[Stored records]

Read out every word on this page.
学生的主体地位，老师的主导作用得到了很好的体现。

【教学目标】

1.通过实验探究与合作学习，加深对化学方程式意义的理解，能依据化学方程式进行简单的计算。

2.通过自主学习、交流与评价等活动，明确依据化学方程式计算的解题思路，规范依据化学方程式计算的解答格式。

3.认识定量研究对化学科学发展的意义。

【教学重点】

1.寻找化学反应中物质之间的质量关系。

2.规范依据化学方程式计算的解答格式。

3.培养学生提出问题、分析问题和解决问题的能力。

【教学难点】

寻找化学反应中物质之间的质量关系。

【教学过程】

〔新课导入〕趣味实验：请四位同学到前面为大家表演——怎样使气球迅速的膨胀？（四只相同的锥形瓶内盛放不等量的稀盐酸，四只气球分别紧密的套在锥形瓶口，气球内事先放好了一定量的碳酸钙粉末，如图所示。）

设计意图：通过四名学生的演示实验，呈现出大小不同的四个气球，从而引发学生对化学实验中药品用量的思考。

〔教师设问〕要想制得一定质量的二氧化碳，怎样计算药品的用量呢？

* _Direction_: Copy all of the data. Keep every word exactly as it is.

* _Result of this exercise_:
Read out every word on this page.
学生的主体地位，老师的主导作用得到了很好的体现。

【教学目标】

1.通过实验探究与合作学习，加深对化学方程式意义的理解，能依据化学方程式进行简单的计算。

2.通过自主学习、交流与评价等活动，明确依据化学方程式计算的解题思路，规范依据化学方程式计算的解答格式。

3.认识定量研究对化学科学发展的意义。

【教学重点】

1.寻找化学反应中物质之间的质量关系。

2.规范依据化学方程式计算的解答格式。

3.培养学生提出问题、分析问题和解决问题的能力。

【教学难点】

寻找化学反应中物质之间的质量关系。

【教学过程】

〔新课导入〕趣味实验：请四位同学到前面为大家表演——怎样使气球迅速的膨胀？（四只相同的锥形瓶内盛放不等量的稀盐酸，四只气球分别紧密的套在锥形瓶口，气球内事先放好了一定量的碳酸钙粉末，如图所示。）

设计意图：通过四名学生的演示实验，呈现出大小不同的四个气球，从而引发学生对化学实验中药品用量的思考。

〔教师设问〕要想制得一定质量的二氧化碳，怎样计算药品的用量呢？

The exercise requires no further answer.